→ DIRECTIVE
Only the number is wanted: how many lines contain "color"?

→ SUPPLIED DATA
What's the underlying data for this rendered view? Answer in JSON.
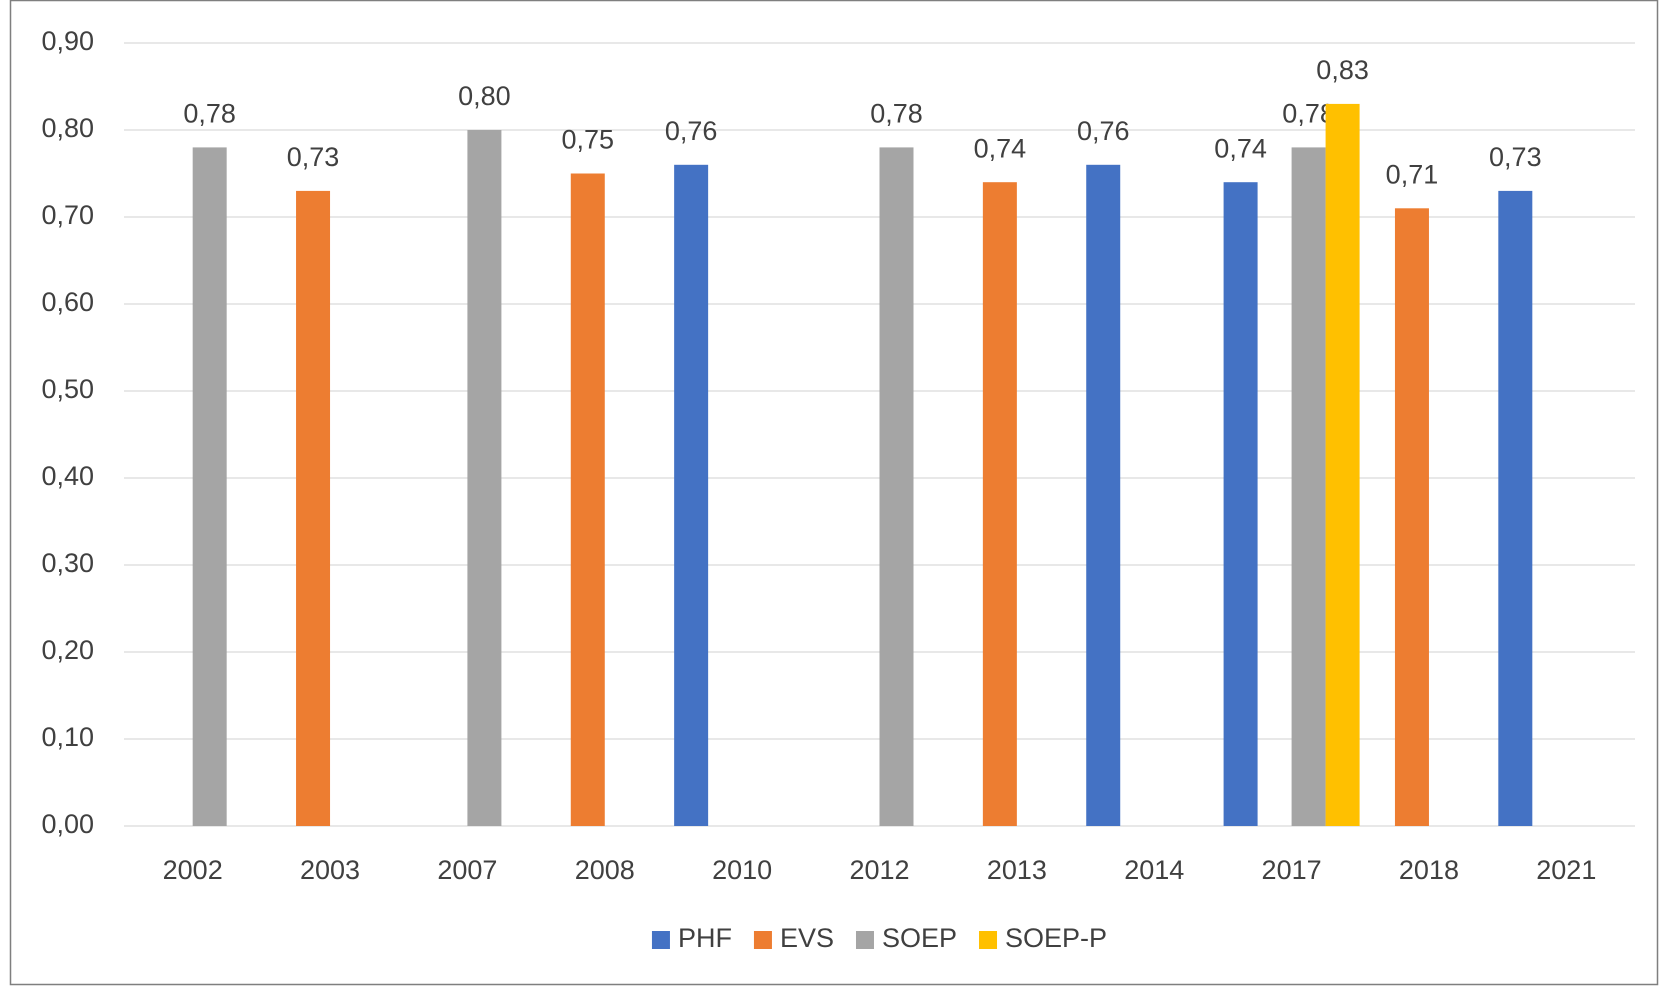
{
  "chart_data": {
    "type": "bar",
    "categories": [
      "2002",
      "2003",
      "2007",
      "2008",
      "2010",
      "2012",
      "2013",
      "2014",
      "2017",
      "2018",
      "2021"
    ],
    "series": [
      {
        "name": "PHF",
        "color": "#4472c4",
        "values": [
          null,
          null,
          null,
          null,
          0.76,
          null,
          null,
          0.76,
          0.74,
          null,
          0.73
        ],
        "value_labels": [
          null,
          null,
          null,
          null,
          "0,76",
          null,
          null,
          "0,76",
          "0,74",
          null,
          "0,73"
        ]
      },
      {
        "name": "EVS",
        "color": "#ed7d31",
        "values": [
          null,
          0.73,
          null,
          0.75,
          null,
          null,
          0.74,
          null,
          null,
          0.71,
          null
        ],
        "value_labels": [
          null,
          "0,73",
          null,
          "0,75",
          null,
          null,
          "0,74",
          null,
          null,
          "0,71",
          null
        ]
      },
      {
        "name": "SOEP",
        "color": "#a5a5a5",
        "values": [
          0.78,
          null,
          0.8,
          null,
          null,
          0.78,
          null,
          null,
          0.78,
          null,
          null
        ],
        "value_labels": [
          "0,78",
          null,
          "0,80",
          null,
          null,
          "0,78",
          null,
          null,
          "0,78",
          null,
          null
        ]
      },
      {
        "name": "SOEP-P",
        "color": "#ffc000",
        "values": [
          null,
          null,
          null,
          null,
          null,
          null,
          null,
          null,
          0.83,
          null,
          null
        ],
        "value_labels": [
          null,
          null,
          null,
          null,
          null,
          null,
          null,
          null,
          "0,83",
          null,
          null
        ]
      }
    ],
    "ylim": [
      0,
      0.9
    ],
    "yticks": [
      {
        "value": 0,
        "label": "0,00"
      },
      {
        "value": 0.1,
        "label": "0,10"
      },
      {
        "value": 0.2,
        "label": "0,20"
      },
      {
        "value": 0.3,
        "label": "0,30"
      },
      {
        "value": 0.4,
        "label": "0,40"
      },
      {
        "value": 0.5,
        "label": "0,50"
      },
      {
        "value": 0.6,
        "label": "0,60"
      },
      {
        "value": 0.7,
        "label": "0,70"
      },
      {
        "value": 0.8,
        "label": "0,80"
      },
      {
        "value": 0.9,
        "label": "0,90"
      }
    ],
    "grid": true,
    "legend": "bottom"
  }
}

→ COMPLETED EXERCISE
4